===== Records for this task

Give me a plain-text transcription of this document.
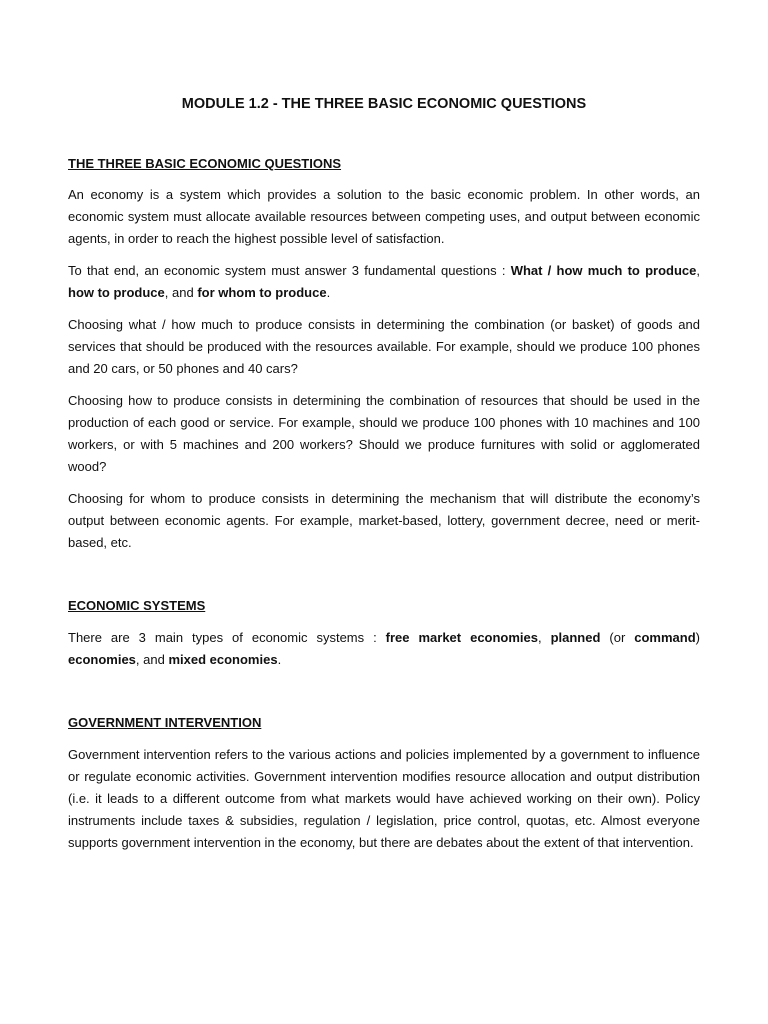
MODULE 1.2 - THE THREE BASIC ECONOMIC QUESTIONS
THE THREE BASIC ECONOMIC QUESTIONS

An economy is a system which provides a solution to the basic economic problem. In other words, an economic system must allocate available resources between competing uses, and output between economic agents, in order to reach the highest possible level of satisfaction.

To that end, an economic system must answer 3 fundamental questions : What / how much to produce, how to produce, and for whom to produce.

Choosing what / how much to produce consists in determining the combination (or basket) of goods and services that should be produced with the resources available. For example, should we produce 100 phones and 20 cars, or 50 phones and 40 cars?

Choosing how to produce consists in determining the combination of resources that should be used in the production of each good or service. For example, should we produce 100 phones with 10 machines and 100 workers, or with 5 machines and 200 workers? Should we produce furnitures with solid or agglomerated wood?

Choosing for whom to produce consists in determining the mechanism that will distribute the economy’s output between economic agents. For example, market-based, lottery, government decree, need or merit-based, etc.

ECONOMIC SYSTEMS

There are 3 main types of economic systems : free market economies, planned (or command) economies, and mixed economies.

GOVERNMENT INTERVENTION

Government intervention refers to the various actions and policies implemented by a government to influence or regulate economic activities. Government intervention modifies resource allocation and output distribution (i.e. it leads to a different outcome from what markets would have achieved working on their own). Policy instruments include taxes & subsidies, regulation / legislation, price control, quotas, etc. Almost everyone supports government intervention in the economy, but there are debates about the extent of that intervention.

==========
===== Records for this task

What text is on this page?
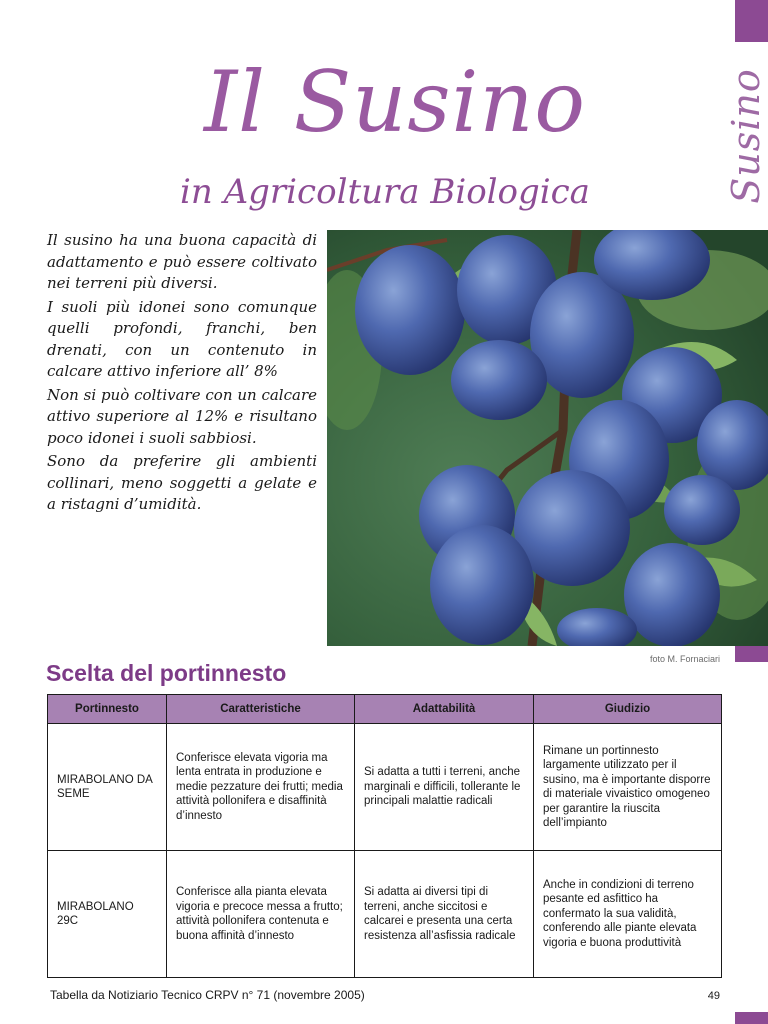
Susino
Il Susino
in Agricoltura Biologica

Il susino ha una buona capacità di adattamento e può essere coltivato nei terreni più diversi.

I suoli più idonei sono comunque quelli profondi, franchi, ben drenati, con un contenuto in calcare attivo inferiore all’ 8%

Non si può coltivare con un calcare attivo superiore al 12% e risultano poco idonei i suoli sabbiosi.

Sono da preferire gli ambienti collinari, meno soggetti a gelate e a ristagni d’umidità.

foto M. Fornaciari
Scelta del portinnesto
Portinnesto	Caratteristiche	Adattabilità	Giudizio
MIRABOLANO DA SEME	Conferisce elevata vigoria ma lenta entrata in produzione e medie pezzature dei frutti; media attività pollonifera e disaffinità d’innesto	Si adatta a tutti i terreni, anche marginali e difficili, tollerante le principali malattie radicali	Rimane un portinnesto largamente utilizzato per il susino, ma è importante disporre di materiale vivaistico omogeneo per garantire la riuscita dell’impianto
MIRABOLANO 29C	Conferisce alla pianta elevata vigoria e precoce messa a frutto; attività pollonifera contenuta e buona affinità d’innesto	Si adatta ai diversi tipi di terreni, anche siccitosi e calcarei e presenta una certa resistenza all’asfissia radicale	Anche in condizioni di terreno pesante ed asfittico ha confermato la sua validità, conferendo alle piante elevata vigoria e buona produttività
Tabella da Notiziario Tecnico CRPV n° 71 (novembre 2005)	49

==========

## [Task to complete]
List the lines of the entries that include "suoli".

## [Solved problem]
I suoli più idonei sono comunque quelli profondi, franchi, ben drenati, con un contenuto in calcare attivo inferiore all’ 8%
Non si può coltivare con un calcare attivo superiore al 12% e risultano poco idonei i suoli sabbiosi.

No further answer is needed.